Stored entries

====

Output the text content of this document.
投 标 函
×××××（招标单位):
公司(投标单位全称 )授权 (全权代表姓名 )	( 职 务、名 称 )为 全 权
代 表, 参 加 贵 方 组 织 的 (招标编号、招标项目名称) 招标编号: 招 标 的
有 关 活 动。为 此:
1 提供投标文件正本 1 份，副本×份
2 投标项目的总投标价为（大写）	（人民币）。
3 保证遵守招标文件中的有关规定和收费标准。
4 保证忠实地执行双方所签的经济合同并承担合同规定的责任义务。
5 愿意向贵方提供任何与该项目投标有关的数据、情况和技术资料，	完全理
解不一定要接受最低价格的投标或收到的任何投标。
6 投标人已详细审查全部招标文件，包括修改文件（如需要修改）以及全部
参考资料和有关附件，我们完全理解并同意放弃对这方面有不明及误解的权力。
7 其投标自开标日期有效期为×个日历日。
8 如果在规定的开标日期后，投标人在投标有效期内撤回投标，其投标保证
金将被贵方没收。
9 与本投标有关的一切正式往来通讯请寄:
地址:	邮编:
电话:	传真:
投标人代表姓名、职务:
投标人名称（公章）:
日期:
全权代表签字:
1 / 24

====

[PROBLEM TO WORK ON] Write out every entry exactly as given.

[FINISHED TASK]
Output the text content of this document.
投 标 函
×××××（招标单位):
公司(投标单位全称 )授权 (全权代表姓名 )	( 职 务、名 称 )为 全 权
代 表, 参 加 贵 方 组 织 的 (招标编号、招标项目名称) 招标编号: 招 标 的
有 关 活 动。为 此:
1 提供投标文件正本 1 份，副本×份
2 投标项目的总投标价为（大写）	（人民币）。
3 保证遵守招标文件中的有关规定和收费标准。
4 保证忠实地执行双方所签的经济合同并承担合同规定的责任义务。
5 愿意向贵方提供任何与该项目投标有关的数据、情况和技术资料，	完全理
解不一定要接受最低价格的投标或收到的任何投标。
6 投标人已详细审查全部招标文件，包括修改文件（如需要修改）以及全部
参考资料和有关附件，我们完全理解并同意放弃对这方面有不明及误解的权力。
7 其投标自开标日期有效期为×个日历日。
8 如果在规定的开标日期后，投标人在投标有效期内撤回投标，其投标保证
金将被贵方没收。
9 与本投标有关的一切正式往来通讯请寄:
地址:	邮编:
电话:	传真:
投标人代表姓名、职务:
投标人名称（公章）:
日期:
全权代表签字:
1 / 24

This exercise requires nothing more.